Output all of the data below exactly as given.

▶ [Records supplied]:
════════════════

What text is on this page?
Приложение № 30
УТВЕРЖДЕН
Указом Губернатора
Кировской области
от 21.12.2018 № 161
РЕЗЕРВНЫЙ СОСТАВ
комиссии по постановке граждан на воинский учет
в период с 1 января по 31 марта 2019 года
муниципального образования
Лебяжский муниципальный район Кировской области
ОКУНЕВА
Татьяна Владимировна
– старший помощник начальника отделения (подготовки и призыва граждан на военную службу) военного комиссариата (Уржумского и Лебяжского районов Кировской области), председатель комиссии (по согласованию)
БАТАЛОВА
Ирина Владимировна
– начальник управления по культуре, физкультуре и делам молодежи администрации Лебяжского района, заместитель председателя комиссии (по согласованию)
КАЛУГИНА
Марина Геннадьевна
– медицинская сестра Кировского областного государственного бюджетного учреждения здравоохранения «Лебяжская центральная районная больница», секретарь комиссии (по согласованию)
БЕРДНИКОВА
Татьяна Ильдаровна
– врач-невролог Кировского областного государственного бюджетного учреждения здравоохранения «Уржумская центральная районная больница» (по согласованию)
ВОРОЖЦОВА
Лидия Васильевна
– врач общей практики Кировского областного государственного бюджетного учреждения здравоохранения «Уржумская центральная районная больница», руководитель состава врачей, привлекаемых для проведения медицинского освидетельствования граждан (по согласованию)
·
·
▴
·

════════════════

▶ [Full answer]:
What text is on this page?
Приложение № 30
УТВЕРЖДЕН
Указом Губернатора
Кировской области
от 21.12.2018 № 161
РЕЗЕРВНЫЙ СОСТАВ
комиссии по постановке граждан на воинский учет
в период с 1 января по 31 марта 2019 года
муниципального образования
Лебяжский муниципальный район Кировской области
ОКУНЕВА
Татьяна Владимировна
– старший помощник начальника отделения (подготовки и призыва граждан на военную службу) военного комиссариата (Уржумского и Лебяжского районов Кировской области), председатель комиссии (по согласованию)
БАТАЛОВА
Ирина Владимировна
– начальник управления по культуре, физкультуре и делам молодежи администрации Лебяжского района, заместитель председателя комиссии (по согласованию)
КАЛУГИНА
Марина Геннадьевна
– медицинская сестра Кировского областного государственного бюджетного учреждения здравоохранения «Лебяжская центральная районная больница», секретарь комиссии (по согласованию)
БЕРДНИКОВА
Татьяна Ильдаровна
– врач-невролог Кировского областного государственного бюджетного учреждения здравоохранения «Уржумская центральная районная больница» (по согласованию)
ВОРОЖЦОВА
Лидия Васильевна
– врач общей практики Кировского областного государственного бюджетного учреждения здравоохранения «Уржумская центральная районная больница», руководитель состава врачей, привлекаемых для проведения медицинского освидетельствования граждан (по согласованию)
·
·
▴
·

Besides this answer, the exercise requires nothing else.